======== RECORDS FOR THE EXERCISE

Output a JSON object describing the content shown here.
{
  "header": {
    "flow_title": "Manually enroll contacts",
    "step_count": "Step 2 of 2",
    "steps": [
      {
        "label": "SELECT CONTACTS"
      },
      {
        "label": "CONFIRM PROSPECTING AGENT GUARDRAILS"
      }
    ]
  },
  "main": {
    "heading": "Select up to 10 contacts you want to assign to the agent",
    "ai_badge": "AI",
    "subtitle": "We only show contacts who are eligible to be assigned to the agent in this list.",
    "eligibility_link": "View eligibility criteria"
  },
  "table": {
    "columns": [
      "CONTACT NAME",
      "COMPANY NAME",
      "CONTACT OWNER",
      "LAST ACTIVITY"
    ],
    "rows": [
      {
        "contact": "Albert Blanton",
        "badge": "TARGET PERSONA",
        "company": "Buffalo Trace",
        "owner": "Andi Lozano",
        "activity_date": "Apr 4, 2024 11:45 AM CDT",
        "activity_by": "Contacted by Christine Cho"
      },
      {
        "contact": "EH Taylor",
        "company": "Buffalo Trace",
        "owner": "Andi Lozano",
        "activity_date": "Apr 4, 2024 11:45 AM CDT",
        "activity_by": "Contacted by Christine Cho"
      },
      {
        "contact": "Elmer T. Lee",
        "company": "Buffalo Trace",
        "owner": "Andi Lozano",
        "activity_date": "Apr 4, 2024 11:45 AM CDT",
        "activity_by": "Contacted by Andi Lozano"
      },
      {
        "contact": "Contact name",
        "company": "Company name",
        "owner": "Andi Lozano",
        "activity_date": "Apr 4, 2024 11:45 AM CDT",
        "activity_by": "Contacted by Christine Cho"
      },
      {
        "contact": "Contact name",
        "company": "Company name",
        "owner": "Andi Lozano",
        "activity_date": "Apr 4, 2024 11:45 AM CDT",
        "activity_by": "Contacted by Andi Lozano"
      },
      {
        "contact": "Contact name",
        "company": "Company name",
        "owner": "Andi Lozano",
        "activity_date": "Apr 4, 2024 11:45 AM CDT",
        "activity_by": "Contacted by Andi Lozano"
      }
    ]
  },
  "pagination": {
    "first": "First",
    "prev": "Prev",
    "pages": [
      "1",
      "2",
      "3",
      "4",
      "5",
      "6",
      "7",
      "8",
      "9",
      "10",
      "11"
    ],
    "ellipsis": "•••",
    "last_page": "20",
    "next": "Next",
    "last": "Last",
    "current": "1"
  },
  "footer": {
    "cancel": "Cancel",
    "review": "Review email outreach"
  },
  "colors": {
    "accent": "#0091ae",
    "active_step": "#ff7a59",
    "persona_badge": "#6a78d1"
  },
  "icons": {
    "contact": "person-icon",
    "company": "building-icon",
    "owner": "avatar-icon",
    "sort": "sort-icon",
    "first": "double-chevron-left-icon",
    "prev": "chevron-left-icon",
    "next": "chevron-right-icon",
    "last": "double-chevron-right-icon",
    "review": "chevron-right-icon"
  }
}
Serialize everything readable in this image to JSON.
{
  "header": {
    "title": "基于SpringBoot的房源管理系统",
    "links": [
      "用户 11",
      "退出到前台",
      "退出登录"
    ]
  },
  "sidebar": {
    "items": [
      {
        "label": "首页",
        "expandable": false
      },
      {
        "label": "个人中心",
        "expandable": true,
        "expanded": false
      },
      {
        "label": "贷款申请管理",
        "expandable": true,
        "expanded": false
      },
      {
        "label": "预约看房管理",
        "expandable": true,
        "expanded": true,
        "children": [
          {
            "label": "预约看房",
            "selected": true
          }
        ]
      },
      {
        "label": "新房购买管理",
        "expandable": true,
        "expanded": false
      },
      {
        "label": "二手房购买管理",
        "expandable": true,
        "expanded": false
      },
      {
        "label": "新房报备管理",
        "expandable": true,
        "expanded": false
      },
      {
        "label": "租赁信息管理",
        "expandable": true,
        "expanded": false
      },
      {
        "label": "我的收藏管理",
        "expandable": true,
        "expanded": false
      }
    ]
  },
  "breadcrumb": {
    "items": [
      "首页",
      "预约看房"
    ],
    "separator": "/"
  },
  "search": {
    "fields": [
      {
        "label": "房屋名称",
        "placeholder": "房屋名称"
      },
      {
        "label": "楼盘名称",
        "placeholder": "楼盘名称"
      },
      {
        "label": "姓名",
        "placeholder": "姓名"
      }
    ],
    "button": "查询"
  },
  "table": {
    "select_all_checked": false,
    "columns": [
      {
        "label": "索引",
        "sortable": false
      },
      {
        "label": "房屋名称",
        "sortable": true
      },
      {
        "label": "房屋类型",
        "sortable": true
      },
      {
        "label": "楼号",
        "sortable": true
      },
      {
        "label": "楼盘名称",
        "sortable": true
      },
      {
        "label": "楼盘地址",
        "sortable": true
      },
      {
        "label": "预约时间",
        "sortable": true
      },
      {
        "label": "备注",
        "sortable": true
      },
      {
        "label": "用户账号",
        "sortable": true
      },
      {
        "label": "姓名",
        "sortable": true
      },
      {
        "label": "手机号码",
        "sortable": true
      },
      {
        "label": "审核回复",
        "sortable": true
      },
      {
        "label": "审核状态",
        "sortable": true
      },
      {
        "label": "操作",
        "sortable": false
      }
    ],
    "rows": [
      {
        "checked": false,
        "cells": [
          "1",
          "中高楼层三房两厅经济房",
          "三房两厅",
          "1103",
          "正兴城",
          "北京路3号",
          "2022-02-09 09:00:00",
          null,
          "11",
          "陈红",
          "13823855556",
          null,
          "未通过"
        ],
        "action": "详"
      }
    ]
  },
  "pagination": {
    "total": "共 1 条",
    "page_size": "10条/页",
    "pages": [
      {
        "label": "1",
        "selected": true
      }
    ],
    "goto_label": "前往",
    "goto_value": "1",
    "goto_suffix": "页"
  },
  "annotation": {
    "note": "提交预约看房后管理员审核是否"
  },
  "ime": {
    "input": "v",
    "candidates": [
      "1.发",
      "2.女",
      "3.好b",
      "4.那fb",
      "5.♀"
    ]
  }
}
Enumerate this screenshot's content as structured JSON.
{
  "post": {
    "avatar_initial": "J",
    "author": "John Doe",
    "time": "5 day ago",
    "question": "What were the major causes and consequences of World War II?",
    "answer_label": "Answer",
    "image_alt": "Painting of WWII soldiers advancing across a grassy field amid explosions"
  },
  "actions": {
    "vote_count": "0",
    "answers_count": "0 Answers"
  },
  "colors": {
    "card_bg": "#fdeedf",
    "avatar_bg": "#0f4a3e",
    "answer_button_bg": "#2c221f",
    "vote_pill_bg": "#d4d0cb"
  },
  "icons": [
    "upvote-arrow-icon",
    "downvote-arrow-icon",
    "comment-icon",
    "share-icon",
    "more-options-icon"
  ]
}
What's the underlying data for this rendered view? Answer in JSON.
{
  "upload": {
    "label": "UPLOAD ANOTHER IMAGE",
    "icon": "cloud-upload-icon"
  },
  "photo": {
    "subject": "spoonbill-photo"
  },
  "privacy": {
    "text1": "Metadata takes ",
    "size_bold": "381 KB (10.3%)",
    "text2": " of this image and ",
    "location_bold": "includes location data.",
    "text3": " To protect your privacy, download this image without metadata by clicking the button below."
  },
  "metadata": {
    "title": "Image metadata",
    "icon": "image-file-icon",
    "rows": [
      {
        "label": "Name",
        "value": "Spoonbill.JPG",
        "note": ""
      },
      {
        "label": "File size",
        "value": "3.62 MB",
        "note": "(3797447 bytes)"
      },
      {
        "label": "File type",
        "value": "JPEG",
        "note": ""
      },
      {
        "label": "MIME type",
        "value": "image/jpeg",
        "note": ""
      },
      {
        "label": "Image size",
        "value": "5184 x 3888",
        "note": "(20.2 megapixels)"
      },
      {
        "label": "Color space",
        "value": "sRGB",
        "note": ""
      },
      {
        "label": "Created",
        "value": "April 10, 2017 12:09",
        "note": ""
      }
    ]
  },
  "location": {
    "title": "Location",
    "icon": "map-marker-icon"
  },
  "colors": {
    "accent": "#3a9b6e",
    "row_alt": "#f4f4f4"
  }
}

================

### WHAT IS REQUIRED
Using the listing above, locate the lines that hold "privacy" and copy each one.

### RESPONSE
  "privacy": {
    "text3": " To protect your privacy, download this image without metadata by clicking the button below."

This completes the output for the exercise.